» **DIRECTIONS**
Every entry should be repeated exactly. Omit the pictures.
####################
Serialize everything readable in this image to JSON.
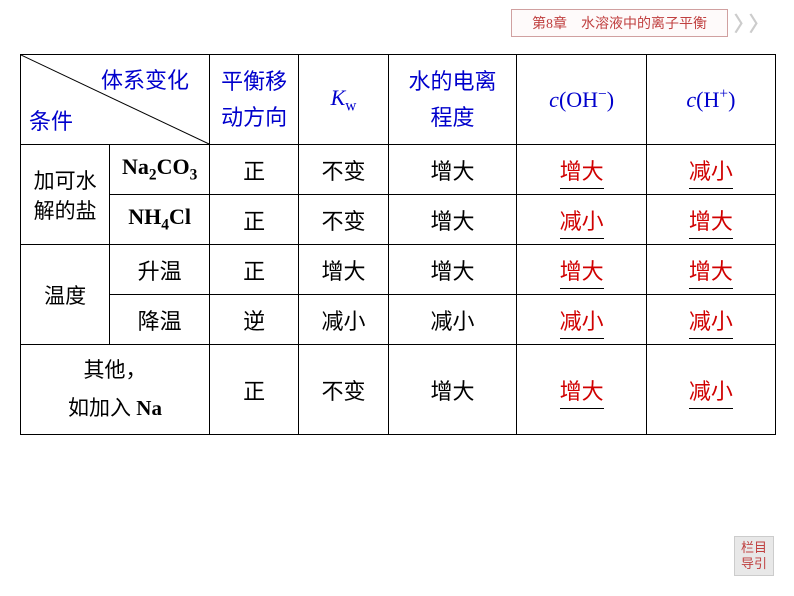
{
  "banner": {
    "text": "第8章　水溶液中的离子平衡"
  },
  "headers": {
    "diagonal_top": "体系变化",
    "diagonal_bottom": "条件",
    "col2_line1": "平衡移",
    "col2_line2": "动方向",
    "col3_html": "<span class='italic'>K</span><span class='roman sub'>w</span>",
    "col4_line1": "水的电离",
    "col4_line2": "程度",
    "col5_html": "<span class='italic'>c</span><span class='roman'>(OH</span><span class='sup roman'>−</span><span class='roman'>)</span>",
    "col6_html": "<span class='italic'>c</span><span class='roman'>(H</span><span class='sup roman'>+</span><span class='roman'>)</span>"
  },
  "rows": {
    "salt_label_line1": "加可水",
    "salt_label_line2": "解的盐",
    "salt1_label_html": "<span class='roman'><b>Na</b></span><span class='sub roman'><b>2</b></span><span class='roman'><b>CO</b></span><span class='sub roman'><b>3</b></span>",
    "salt1": {
      "dir": "正",
      "kw": "不变",
      "degree": "增大",
      "oh": "增大",
      "h": "减小"
    },
    "salt2_label_html": "<span class='roman'><b>NH</b></span><span class='sub roman'><b>4</b></span><span class='roman'><b>Cl</b></span>",
    "salt2": {
      "dir": "正",
      "kw": "不变",
      "degree": "增大",
      "oh": "减小",
      "h": "增大"
    },
    "temp_label": "温度",
    "temp_up_label": "升温",
    "temp_up": {
      "dir": "正",
      "kw": "增大",
      "degree": "增大",
      "oh": "增大",
      "h": "增大"
    },
    "temp_down_label": "降温",
    "temp_down": {
      "dir": "逆",
      "kw": "减小",
      "degree": "减小",
      "oh": "减小",
      "h": "减小"
    },
    "other_label_line1": "其他，",
    "other_label_line2_html": "如加入 <span class='roman'><b>Na</b></span>",
    "other": {
      "dir": "正",
      "kw": "不变",
      "degree": "增大",
      "oh": "增大",
      "h": "减小"
    }
  },
  "nav": {
    "line1": "栏目",
    "line2": "导引"
  },
  "styling": {
    "header_color": "#0000cc",
    "answer_color": "#d00000",
    "text_color": "#000000",
    "banner_border": "#d0a0a0",
    "banner_text": "#c04040",
    "border_color": "#000000",
    "font_size_body": 22,
    "font_size_banner": 14
  }
}
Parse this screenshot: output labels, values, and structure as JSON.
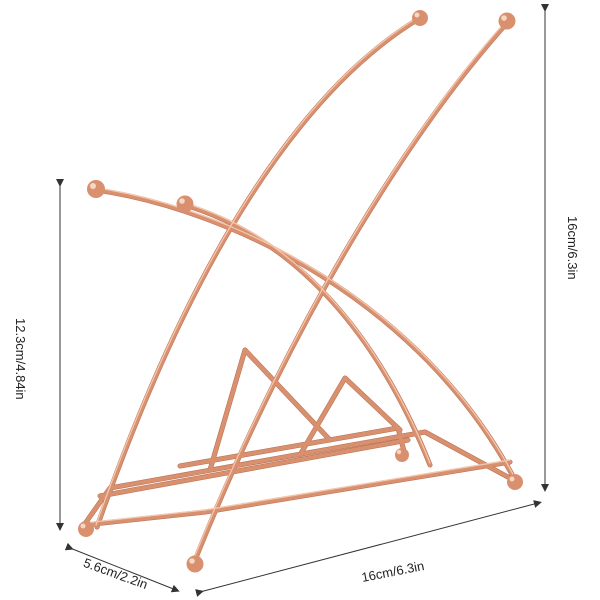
{
  "image": {
    "subject": "rose-gold-wire-stand-icon",
    "colors": {
      "wire": "#d9906f",
      "wire_highlight": "#f4c7ae",
      "wire_shadow": "#b66c4e",
      "dimension_line": "#333333",
      "background": "#ffffff"
    }
  },
  "dimensions": {
    "height_left": "12.3cm/4.84in",
    "height_right": "16cm/6.3in",
    "width_bottom": "16cm/6.3in",
    "depth_bottom": "5.6cm/2.2in"
  }
}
####################
» **REPLY TO THE TASK**
Serialize everything readable in this image to JSON.
{
  "banner": {
    "text": "第8章　水溶液中的离子平衡"
  },
  "headers": {
    "diagonal_top": "体系变化",
    "diagonal_bottom": "条件",
    "col2_line1": "平衡移",
    "col2_line2": "动方向",
    "col3_html": "<span class='italic'>K</span><span class='roman sub'>w</span>",
    "col4_line1": "水的电离",
    "col4_line2": "程度",
    "col5_html": "<span class='italic'>c</span><span class='roman'>(OH</span><span class='sup roman'>−</span><span class='roman'>)</span>",
    "col6_html": "<span class='italic'>c</span><span class='roman'>(H</span><span class='sup roman'>+</span><span class='roman'>)</span>"
  },
  "rows": {
    "salt_label_line1": "加可水",
    "salt_label_line2": "解的盐",
    "salt1_label_html": "<span class='roman'><b>Na</b></span><span class='sub roman'><b>2</b></span><span class='roman'><b>CO</b></span><span class='sub roman'><b>3</b></span>",
    "salt1": {
      "dir": "正",
      "kw": "不变",
      "degree": "增大",
      "oh": "增大",
      "h": "减小"
    },
    "salt2_label_html": "<span class='roman'><b>NH</b></span><span class='sub roman'><b>4</b></span><span class='roman'><b>Cl</b></span>",
    "salt2": {
      "dir": "正",
      "kw": "不变",
      "degree": "增大",
      "oh": "减小",
      "h": "增大"
    },
    "temp_label": "温度",
    "temp_up_label": "升温",
    "temp_up": {
      "dir": "正",
      "kw": "增大",
      "degree": "增大",
      "oh": "增大",
      "h": "增大"
    },
    "temp_down_label": "降温",
    "temp_down": {
      "dir": "逆",
      "kw": "减小",
      "degree": "减小",
      "oh": "减小",
      "h": "减小"
    },
    "other_label_line1": "其他，",
    "other_label_line2_html": "如加入 <span class='roman'><b>Na</b></span>",
    "other": {
      "dir": "正",
      "kw": "不变",
      "degree": "增大",
      "oh": "增大",
      "h": "减小"
    }
  },
  "nav": {
    "line1": "栏目",
    "line2": "导引"
  },
  "styling": {
    "header_color": "#0000cc",
    "answer_color": "#d00000",
    "text_color": "#000000",
    "banner_border": "#d0a0a0",
    "banner_text": "#c04040",
    "border_color": "#000000",
    "font_size_body": 22,
    "font_size_banner": 14
  }
}
Parse this screenshot: output labels, values, and structure as JSON.
{
  "image": {
    "subject": "rose-gold-wire-stand-icon",
    "colors": {
      "wire": "#d9906f",
      "wire_highlight": "#f4c7ae",
      "wire_shadow": "#b66c4e",
      "dimension_line": "#333333",
      "background": "#ffffff"
    }
  },
  "dimensions": {
    "height_left": "12.3cm/4.84in",
    "height_right": "16cm/6.3in",
    "width_bottom": "16cm/6.3in",
    "depth_bottom": "5.6cm/2.2in"
  }
}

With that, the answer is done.